# Directive
Find the number of lines containing the string "green" in the data. Answer with the number by itself.

# Supplied material
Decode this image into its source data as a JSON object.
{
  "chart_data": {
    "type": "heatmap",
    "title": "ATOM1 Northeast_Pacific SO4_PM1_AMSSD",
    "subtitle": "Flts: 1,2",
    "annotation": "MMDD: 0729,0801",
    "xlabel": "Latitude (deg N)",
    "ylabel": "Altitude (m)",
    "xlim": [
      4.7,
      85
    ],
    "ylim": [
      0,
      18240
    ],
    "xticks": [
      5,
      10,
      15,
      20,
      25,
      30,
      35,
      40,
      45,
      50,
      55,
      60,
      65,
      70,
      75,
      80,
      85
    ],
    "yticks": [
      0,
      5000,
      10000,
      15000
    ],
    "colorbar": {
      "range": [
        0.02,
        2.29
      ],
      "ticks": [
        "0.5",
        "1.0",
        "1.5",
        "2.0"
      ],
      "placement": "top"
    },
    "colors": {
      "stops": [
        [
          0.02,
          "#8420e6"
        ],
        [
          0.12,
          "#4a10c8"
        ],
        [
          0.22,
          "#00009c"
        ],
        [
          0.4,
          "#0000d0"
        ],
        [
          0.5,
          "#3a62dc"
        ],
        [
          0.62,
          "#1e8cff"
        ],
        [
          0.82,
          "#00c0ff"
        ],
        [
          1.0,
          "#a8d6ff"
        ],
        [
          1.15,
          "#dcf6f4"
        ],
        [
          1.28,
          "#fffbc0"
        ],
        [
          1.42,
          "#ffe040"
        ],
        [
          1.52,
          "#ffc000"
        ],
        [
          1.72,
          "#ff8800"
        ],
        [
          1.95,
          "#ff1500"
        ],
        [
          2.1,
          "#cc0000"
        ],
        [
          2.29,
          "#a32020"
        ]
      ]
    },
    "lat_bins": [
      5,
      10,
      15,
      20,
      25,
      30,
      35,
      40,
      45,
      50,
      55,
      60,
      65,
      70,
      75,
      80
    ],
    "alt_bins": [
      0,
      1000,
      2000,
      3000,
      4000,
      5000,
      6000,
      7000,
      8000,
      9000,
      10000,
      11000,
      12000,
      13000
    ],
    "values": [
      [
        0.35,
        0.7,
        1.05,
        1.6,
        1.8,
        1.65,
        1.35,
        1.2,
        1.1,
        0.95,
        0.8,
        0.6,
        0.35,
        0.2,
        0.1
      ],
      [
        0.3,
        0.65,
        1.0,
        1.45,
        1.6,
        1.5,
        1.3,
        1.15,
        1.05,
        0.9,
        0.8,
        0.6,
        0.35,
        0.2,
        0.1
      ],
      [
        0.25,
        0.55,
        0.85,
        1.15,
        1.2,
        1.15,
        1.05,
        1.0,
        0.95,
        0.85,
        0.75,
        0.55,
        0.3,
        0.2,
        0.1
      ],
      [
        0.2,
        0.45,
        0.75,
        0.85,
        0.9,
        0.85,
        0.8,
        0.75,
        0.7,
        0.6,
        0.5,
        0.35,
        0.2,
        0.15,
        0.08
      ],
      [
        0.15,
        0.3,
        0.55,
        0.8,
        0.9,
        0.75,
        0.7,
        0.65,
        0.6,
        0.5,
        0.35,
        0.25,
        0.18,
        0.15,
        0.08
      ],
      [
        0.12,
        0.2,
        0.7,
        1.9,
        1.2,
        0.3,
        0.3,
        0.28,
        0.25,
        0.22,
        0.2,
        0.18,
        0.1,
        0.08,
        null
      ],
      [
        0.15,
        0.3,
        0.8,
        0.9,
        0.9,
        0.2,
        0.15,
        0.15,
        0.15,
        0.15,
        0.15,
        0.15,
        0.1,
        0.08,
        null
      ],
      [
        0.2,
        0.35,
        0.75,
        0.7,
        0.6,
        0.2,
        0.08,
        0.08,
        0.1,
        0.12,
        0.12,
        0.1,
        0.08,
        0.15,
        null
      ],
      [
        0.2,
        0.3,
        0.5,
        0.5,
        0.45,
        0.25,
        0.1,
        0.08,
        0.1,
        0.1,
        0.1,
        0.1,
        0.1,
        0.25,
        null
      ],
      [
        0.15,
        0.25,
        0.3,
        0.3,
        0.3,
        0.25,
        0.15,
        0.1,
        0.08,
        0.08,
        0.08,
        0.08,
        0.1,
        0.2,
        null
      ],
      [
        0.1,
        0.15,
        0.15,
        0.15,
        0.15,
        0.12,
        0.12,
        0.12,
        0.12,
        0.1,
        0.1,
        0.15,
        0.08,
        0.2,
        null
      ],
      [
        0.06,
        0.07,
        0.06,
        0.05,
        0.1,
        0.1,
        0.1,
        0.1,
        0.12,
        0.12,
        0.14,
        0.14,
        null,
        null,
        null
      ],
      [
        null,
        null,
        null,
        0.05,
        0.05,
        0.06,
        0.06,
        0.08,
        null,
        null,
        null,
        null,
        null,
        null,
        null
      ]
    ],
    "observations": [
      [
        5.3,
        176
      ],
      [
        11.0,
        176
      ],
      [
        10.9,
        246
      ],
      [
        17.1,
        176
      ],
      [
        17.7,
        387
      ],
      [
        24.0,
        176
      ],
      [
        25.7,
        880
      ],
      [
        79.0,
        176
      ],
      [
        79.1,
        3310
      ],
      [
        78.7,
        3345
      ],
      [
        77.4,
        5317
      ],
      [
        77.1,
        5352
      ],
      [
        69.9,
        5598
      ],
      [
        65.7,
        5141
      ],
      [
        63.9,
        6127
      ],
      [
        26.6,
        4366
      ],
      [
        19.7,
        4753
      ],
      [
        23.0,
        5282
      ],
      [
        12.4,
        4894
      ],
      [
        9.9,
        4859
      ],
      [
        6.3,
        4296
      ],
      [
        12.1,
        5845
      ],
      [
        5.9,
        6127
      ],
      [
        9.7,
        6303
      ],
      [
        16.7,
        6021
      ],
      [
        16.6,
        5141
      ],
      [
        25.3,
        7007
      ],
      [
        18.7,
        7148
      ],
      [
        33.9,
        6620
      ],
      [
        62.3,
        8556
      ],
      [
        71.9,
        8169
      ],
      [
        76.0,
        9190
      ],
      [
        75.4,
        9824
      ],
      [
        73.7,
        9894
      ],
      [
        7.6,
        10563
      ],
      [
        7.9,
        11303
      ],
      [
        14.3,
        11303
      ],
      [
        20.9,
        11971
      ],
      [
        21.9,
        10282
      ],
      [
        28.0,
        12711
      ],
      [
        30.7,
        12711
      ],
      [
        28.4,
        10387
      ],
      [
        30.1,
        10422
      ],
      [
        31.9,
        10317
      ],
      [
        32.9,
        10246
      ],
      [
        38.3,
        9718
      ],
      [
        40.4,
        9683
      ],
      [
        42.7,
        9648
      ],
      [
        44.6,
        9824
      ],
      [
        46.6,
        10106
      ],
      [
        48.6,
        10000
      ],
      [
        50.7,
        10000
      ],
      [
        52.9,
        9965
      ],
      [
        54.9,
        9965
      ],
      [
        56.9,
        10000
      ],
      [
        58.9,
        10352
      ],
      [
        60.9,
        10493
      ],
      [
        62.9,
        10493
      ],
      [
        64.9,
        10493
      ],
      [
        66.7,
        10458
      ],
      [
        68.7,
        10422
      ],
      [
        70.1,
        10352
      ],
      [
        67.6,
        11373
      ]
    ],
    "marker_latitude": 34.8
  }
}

---

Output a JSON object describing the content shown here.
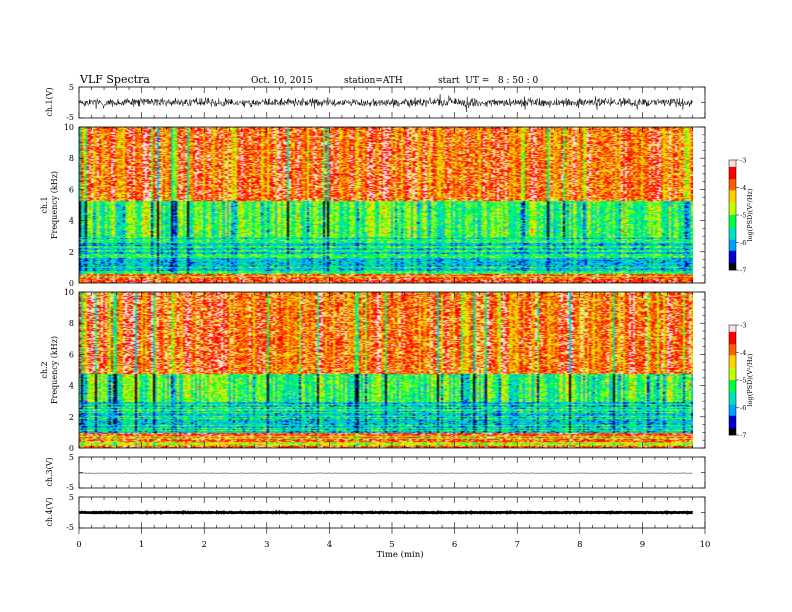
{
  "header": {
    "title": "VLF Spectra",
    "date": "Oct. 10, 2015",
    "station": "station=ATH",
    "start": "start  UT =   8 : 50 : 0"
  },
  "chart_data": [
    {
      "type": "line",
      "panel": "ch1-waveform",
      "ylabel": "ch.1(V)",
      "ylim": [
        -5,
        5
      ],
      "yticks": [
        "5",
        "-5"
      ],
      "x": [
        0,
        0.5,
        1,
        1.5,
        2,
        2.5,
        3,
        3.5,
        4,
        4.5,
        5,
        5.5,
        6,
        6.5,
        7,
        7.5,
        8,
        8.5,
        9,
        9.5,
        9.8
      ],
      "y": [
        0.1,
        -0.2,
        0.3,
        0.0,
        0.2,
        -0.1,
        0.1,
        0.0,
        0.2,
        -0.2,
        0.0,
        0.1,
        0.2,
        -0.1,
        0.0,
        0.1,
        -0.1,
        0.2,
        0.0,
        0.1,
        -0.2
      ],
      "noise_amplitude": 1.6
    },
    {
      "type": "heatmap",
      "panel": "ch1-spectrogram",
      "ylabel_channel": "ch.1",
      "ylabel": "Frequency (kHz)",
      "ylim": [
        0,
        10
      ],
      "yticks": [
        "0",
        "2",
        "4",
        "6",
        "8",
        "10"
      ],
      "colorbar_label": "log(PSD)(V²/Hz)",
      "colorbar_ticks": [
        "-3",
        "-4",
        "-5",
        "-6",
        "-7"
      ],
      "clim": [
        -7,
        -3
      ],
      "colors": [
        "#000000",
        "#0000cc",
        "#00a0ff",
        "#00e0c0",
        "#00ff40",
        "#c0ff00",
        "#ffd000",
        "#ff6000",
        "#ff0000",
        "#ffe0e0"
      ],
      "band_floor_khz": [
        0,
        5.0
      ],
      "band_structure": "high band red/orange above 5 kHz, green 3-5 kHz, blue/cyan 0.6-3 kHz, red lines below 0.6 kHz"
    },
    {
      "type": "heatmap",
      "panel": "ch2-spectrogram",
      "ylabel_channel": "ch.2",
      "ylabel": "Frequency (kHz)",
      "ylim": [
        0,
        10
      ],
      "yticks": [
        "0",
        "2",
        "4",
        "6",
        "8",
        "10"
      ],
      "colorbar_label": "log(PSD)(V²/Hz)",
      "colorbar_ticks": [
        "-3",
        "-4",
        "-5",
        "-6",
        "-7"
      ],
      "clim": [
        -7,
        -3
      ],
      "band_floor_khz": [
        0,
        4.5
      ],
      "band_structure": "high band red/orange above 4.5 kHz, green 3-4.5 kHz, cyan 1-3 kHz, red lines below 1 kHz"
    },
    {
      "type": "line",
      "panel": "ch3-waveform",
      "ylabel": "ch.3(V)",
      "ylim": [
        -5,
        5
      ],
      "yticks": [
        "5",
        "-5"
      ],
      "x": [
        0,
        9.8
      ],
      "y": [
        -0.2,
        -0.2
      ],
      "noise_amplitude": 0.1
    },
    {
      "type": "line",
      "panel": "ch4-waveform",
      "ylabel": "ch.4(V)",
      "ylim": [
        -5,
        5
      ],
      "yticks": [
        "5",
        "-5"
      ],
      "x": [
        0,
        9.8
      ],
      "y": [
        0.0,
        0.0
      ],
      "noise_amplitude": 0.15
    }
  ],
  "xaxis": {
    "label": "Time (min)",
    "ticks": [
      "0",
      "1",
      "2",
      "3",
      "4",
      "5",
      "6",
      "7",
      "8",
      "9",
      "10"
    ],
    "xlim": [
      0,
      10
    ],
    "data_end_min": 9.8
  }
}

---

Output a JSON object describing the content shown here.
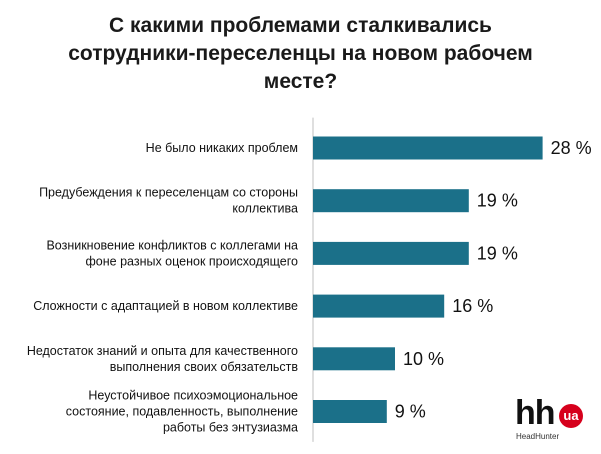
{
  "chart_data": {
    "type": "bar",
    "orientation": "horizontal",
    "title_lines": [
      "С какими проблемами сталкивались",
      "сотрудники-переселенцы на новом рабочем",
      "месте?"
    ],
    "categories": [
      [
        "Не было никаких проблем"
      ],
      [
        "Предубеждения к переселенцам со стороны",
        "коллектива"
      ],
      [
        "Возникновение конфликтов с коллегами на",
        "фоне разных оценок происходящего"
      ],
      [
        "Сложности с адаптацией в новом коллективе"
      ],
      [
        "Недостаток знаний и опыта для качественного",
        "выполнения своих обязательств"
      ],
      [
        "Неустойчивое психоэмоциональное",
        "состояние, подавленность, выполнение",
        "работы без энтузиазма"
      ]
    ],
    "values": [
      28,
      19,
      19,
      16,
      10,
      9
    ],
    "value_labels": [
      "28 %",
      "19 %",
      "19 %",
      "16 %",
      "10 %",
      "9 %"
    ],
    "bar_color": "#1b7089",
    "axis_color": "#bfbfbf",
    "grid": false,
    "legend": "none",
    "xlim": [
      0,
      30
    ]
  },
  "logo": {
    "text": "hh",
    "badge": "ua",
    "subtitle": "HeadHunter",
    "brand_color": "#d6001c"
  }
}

# Task answer
2